◆ **Written instruction**: Collect all the lines that mention the word "this".

◆ **Materials provided**:
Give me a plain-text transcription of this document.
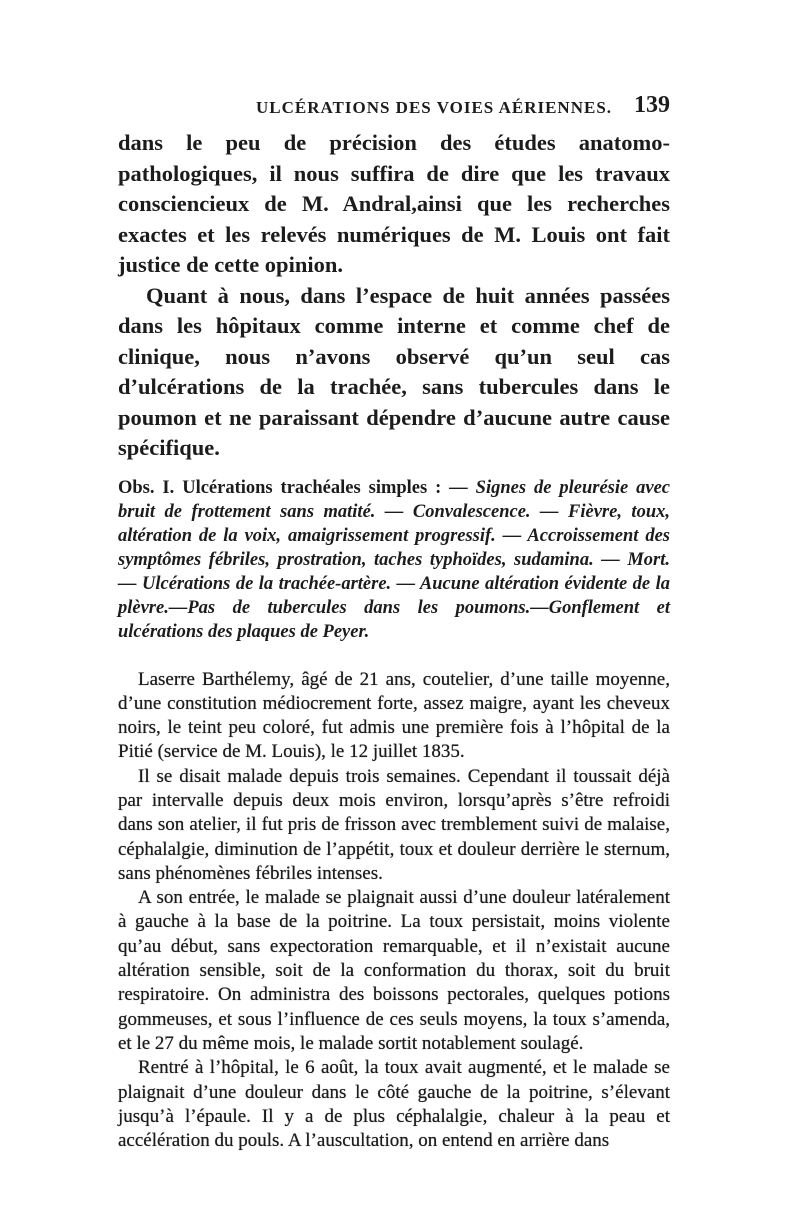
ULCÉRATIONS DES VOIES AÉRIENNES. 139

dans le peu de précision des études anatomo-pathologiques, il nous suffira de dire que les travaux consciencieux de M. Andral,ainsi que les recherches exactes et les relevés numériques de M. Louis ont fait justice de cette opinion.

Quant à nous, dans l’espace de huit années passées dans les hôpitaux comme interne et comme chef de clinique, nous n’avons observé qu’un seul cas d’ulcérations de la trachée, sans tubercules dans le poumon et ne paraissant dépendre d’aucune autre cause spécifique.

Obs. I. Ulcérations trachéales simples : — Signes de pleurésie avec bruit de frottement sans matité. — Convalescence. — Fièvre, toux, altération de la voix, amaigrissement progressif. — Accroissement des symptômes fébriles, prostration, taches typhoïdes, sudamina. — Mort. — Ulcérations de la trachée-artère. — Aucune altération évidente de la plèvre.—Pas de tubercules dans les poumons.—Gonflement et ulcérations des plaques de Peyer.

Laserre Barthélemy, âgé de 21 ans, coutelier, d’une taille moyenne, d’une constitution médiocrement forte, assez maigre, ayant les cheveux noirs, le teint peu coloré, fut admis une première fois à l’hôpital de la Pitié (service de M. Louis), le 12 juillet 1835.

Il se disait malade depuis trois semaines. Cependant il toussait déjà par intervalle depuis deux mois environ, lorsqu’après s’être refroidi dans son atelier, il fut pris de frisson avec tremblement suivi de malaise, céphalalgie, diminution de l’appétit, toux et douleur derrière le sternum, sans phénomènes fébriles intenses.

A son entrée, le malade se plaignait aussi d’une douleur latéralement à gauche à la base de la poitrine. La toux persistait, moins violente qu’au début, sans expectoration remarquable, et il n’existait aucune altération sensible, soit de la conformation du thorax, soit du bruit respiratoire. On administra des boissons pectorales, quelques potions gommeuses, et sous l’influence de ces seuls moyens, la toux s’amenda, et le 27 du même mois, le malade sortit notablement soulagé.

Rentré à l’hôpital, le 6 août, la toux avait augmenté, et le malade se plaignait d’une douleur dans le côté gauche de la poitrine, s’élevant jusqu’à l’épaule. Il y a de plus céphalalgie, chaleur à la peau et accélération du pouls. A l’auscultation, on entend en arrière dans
==
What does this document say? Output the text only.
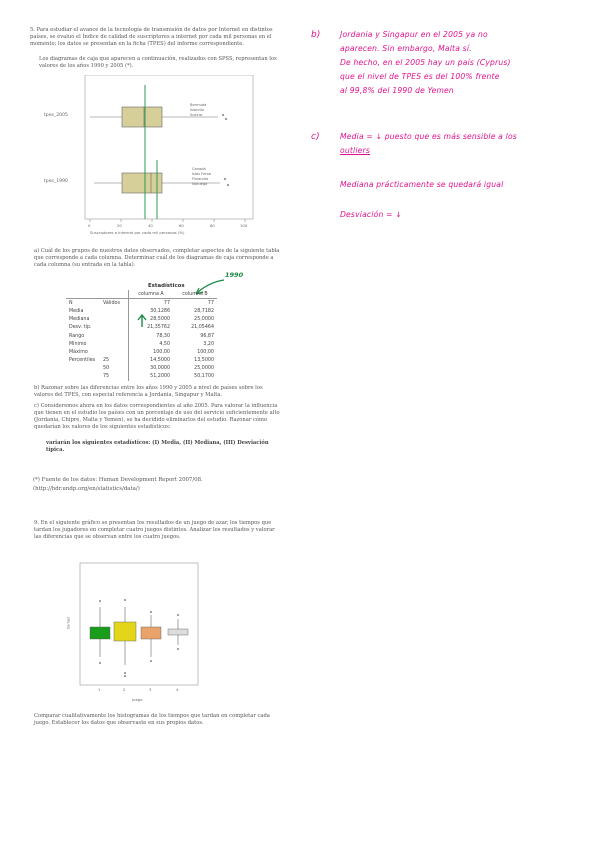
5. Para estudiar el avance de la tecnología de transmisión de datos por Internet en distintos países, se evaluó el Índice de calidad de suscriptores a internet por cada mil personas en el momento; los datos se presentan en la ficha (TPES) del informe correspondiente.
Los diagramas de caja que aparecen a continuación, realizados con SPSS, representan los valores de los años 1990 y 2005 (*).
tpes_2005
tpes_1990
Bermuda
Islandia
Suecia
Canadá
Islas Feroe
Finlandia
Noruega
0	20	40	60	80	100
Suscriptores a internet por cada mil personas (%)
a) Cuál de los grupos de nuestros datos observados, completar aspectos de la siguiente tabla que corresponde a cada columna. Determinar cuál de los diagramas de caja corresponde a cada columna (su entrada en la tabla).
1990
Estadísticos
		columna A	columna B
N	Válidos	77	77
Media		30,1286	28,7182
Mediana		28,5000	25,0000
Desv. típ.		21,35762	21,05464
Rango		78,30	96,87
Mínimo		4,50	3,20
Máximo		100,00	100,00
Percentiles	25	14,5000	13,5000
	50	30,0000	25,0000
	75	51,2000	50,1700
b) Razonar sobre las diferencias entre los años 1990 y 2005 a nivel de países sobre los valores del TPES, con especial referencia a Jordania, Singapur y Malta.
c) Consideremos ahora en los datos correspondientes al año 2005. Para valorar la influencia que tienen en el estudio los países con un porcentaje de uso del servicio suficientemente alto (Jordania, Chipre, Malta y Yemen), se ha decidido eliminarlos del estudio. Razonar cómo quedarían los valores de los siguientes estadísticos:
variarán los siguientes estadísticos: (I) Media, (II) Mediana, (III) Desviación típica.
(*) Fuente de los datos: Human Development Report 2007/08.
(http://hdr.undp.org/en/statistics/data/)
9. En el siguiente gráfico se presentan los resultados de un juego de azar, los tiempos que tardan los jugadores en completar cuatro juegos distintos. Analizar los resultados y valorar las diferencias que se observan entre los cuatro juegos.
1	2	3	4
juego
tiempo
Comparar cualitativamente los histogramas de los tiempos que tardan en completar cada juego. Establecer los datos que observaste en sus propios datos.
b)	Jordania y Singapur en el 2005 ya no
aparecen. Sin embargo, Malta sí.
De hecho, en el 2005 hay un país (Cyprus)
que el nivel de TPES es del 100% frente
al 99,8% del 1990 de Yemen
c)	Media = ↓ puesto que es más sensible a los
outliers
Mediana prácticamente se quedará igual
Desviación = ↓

◆ **Response to the task**:
Give me a plain-text transcription of this document.
What does this document say? Output the text only.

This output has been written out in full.